» Short task
Report, as a bare number, how many lines hold "consumers".

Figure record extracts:
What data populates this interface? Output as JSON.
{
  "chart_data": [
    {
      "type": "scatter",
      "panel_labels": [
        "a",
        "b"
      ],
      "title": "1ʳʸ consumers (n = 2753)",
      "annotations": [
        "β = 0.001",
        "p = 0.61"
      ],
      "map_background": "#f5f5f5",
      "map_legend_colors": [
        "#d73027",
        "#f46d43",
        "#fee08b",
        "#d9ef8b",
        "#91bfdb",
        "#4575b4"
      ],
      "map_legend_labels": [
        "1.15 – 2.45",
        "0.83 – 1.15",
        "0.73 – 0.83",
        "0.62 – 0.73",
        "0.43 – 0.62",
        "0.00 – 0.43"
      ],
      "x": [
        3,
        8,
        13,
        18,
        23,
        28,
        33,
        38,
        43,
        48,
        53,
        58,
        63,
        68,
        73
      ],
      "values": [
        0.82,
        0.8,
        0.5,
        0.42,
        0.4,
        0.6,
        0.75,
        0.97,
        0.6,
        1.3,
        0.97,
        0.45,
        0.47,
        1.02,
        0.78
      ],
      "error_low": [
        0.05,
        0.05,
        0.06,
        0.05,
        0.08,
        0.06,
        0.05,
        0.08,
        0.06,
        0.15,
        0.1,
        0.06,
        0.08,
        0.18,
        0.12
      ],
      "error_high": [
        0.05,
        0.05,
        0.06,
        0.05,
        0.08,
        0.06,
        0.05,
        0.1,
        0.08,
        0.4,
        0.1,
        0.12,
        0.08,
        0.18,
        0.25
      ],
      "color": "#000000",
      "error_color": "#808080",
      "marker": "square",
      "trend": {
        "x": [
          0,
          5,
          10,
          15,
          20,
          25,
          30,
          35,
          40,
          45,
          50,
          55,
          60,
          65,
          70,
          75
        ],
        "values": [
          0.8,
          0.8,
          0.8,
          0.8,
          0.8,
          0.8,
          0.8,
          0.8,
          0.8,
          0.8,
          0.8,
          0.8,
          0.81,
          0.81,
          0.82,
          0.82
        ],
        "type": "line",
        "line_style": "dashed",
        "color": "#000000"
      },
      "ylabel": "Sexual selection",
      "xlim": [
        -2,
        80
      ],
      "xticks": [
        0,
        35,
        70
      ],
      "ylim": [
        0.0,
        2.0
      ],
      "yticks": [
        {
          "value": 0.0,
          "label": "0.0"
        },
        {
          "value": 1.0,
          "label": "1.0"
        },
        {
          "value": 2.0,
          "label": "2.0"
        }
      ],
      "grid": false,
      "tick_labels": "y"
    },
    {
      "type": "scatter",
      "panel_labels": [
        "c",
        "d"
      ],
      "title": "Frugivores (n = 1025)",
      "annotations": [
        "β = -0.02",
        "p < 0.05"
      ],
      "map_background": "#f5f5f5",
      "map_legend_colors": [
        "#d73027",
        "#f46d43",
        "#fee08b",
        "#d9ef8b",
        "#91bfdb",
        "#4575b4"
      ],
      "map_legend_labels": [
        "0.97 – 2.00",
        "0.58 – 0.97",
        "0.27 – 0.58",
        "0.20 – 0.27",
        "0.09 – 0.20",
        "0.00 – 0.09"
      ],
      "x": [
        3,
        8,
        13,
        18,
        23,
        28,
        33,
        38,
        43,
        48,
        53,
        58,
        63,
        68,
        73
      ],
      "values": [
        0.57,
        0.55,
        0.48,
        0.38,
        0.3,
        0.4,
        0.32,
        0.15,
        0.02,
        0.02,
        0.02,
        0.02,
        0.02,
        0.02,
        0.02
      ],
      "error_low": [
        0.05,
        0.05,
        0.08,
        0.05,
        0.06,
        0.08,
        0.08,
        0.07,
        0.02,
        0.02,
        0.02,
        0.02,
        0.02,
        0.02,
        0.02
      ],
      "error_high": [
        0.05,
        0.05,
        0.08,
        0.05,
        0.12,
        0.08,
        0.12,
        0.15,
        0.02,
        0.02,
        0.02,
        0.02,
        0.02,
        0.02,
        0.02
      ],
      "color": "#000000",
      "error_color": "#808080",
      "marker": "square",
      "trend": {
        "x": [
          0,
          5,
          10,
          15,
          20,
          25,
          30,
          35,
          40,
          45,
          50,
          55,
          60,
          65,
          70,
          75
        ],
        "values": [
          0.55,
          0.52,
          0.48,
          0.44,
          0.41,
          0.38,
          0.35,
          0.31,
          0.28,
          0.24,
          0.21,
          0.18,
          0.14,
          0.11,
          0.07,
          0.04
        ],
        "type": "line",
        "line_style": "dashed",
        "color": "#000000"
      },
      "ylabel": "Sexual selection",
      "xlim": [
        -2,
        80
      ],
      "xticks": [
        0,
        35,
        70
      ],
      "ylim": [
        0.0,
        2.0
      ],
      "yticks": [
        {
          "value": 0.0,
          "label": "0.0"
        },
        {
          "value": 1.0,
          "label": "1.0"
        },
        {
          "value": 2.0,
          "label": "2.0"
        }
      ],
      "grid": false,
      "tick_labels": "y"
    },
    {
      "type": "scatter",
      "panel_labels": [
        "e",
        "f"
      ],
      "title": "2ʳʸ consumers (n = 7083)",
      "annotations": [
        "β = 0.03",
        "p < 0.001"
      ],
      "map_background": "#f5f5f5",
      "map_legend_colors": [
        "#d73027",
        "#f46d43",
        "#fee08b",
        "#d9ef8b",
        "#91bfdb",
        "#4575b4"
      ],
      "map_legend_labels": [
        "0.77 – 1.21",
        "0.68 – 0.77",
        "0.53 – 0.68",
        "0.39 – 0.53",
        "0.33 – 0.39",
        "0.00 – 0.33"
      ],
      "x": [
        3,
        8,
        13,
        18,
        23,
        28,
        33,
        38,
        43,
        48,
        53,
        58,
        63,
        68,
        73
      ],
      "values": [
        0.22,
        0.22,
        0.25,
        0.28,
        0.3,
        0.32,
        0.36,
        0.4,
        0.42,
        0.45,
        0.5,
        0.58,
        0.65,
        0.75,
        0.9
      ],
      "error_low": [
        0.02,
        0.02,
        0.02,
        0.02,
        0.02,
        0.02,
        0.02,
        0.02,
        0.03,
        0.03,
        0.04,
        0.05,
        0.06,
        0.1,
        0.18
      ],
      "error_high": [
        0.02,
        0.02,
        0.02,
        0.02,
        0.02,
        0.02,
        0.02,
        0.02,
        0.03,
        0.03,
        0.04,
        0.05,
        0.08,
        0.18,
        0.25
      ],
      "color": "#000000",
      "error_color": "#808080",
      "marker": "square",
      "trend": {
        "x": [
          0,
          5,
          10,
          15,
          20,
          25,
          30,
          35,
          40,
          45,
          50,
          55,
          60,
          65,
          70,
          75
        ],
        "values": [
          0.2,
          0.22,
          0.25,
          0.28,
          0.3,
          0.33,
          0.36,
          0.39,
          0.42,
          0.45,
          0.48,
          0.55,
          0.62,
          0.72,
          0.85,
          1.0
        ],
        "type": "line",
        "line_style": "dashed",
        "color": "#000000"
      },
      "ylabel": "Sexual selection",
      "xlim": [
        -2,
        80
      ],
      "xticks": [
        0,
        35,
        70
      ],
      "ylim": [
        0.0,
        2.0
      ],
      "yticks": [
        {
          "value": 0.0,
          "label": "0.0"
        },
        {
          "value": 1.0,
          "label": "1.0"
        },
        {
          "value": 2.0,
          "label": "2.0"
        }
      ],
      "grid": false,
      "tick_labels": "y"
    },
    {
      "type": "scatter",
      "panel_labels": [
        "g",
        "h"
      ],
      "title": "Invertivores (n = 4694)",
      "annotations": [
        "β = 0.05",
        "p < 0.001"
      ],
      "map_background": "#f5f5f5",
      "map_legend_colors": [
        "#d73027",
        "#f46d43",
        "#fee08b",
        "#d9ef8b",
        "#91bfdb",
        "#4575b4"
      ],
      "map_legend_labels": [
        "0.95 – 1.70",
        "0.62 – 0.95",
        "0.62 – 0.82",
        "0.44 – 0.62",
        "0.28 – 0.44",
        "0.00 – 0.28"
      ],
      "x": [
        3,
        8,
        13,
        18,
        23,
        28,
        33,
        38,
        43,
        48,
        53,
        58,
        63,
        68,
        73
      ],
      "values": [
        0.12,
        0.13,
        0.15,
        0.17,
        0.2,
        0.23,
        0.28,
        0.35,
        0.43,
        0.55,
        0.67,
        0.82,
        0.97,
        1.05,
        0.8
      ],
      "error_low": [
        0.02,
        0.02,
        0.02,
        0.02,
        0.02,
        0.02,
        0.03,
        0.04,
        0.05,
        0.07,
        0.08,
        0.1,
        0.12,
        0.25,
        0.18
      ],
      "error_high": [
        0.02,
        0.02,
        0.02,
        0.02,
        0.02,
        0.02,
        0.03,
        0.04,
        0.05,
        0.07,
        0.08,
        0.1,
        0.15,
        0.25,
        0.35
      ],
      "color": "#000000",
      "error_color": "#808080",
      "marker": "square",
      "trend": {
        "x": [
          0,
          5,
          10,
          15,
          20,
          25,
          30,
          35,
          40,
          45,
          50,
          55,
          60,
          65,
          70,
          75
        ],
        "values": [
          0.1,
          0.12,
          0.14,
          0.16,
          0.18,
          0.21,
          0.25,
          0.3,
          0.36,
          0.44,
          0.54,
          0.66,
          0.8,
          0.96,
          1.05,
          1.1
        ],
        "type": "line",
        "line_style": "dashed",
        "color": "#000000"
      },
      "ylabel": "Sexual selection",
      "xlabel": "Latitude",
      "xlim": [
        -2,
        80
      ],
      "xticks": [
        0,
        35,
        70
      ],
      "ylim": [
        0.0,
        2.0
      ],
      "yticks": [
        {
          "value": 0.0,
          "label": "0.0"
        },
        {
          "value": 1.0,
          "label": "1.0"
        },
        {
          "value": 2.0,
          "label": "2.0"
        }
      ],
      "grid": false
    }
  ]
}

» Right answer
2